_AIM_
What is the number of lines containing "Manage"? Give only that number.

_PROVIDED DATA_

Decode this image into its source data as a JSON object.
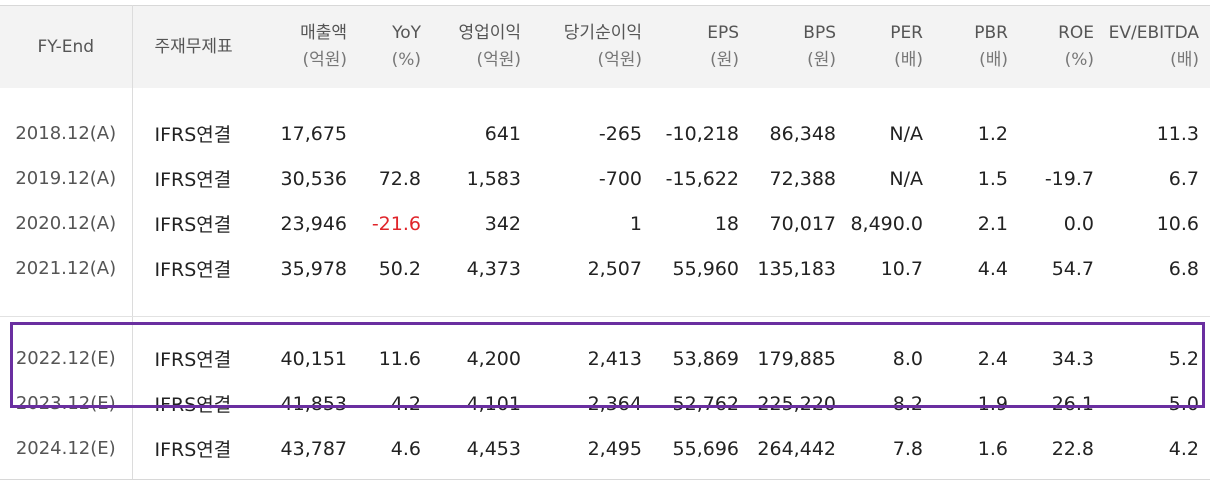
{
  "headers": [
    {
      "label": "FY-End",
      "unit": ""
    },
    {
      "label": "주재무제표",
      "unit": ""
    },
    {
      "label": "매출액",
      "unit": "(억원)"
    },
    {
      "label": "YoY",
      "unit": "(%)"
    },
    {
      "label": "영업이익",
      "unit": "(억원)"
    },
    {
      "label": "당기순이익",
      "unit": "(억원)"
    },
    {
      "label": "EPS",
      "unit": "(원)"
    },
    {
      "label": "BPS",
      "unit": "(원)"
    },
    {
      "label": "PER",
      "unit": "(배)"
    },
    {
      "label": "PBR",
      "unit": "(배)"
    },
    {
      "label": "ROE",
      "unit": "(%)"
    },
    {
      "label": "EV/EBITDA",
      "unit": "(배)"
    }
  ],
  "actual_rows": [
    [
      "2018.12(A)",
      "IFRS연결",
      "17,675",
      "",
      "641",
      "-265",
      "-10,218",
      "86,348",
      "N/A",
      "1.2",
      "",
      "11.3"
    ],
    [
      "2019.12(A)",
      "IFRS연결",
      "30,536",
      "72.8",
      "1,583",
      "-700",
      "-15,622",
      "72,388",
      "N/A",
      "1.5",
      "-19.7",
      "6.7"
    ],
    [
      "2020.12(A)",
      "IFRS연결",
      "23,946",
      "-21.6",
      "342",
      "1",
      "18",
      "70,017",
      "8,490.0",
      "2.1",
      "0.0",
      "10.6"
    ],
    [
      "2021.12(A)",
      "IFRS연결",
      "35,978",
      "50.2",
      "4,373",
      "2,507",
      "55,960",
      "135,183",
      "10.7",
      "4.4",
      "54.7",
      "6.8"
    ]
  ],
  "estimate_rows": [
    [
      "2022.12(E)",
      "IFRS연결",
      "40,151",
      "11.6",
      "4,200",
      "2,413",
      "53,869",
      "179,885",
      "8.0",
      "2.4",
      "34.3",
      "5.2"
    ],
    [
      "2023.12(E)",
      "IFRS연결",
      "41,853",
      "4.2",
      "4,101",
      "2,364",
      "52,762",
      "225,220",
      "8.2",
      "1.9",
      "26.1",
      "5.0"
    ],
    [
      "2024.12(E)",
      "IFRS연결",
      "43,787",
      "4.6",
      "4,453",
      "2,495",
      "55,696",
      "264,442",
      "7.8",
      "1.6",
      "22.8",
      "4.2"
    ]
  ],
  "colors": {
    "negative_growth": "#e0242a",
    "highlight_border": "#6a2fa0",
    "header_bg": "#f3f3f3"
  }
}
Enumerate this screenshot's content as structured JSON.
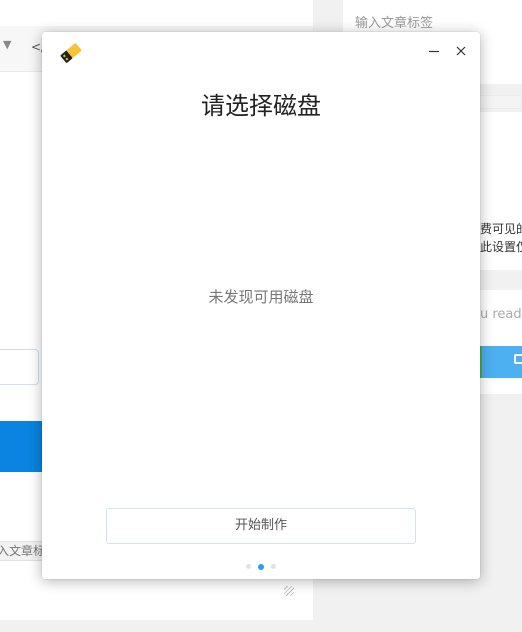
{
  "background": {
    "side_tag_placeholder": "输入文章标签",
    "side_text_line1": "费可见的",
    "side_text_line2": "此设置仅",
    "side_text_line3": "u ready",
    "editor_tag_field": "入文章标"
  },
  "dialog": {
    "title": "请选择磁盘",
    "empty_message": "未发现可用磁盘",
    "start_button": "开始制作",
    "pager": {
      "total": 3,
      "active_index": 1
    }
  },
  "colors": {
    "accent": "#2e9de6",
    "background_blue": "#0a84e0",
    "button_border": "#cfe3f5",
    "icon_yellow": "#f6c338"
  },
  "icons": {
    "app": "usb-drive-icon",
    "minimize": "minimize-icon",
    "close": "close-icon"
  }
}
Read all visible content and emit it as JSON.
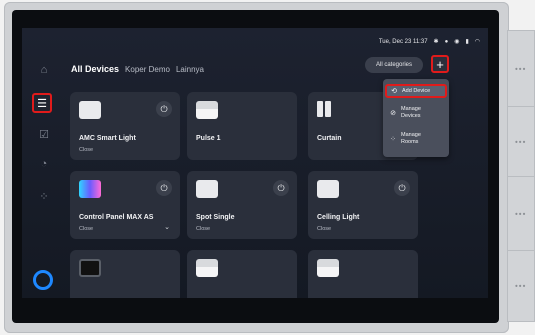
{
  "status": {
    "datetime": "Tue, Dec 23 11:37"
  },
  "tabs": [
    {
      "label": "All Devices",
      "active": true
    },
    {
      "label": "Koper Demo",
      "active": false
    },
    {
      "label": "Lainnya",
      "active": false
    }
  ],
  "topbar": {
    "categories_label": "All categories",
    "add_label": "+"
  },
  "menu": {
    "add_device": "Add Device",
    "manage_devices": "Manage Devices",
    "manage_rooms": "Manage Rooms"
  },
  "cards": [
    {
      "name": "AMC Smart Light",
      "status": "Close"
    },
    {
      "name": "Pulse 1",
      "status": ""
    },
    {
      "name": "Curtain",
      "status": ""
    },
    {
      "name": "Control Panel MAX AS",
      "status": "Close"
    },
    {
      "name": "Spot Single",
      "status": "Close"
    },
    {
      "name": "Celling Light",
      "status": "Close"
    }
  ],
  "colors": {
    "highlight": "#e01b1b",
    "accent": "#1e88ff"
  }
}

_SOLUTION TO THIS EXERCISE_
2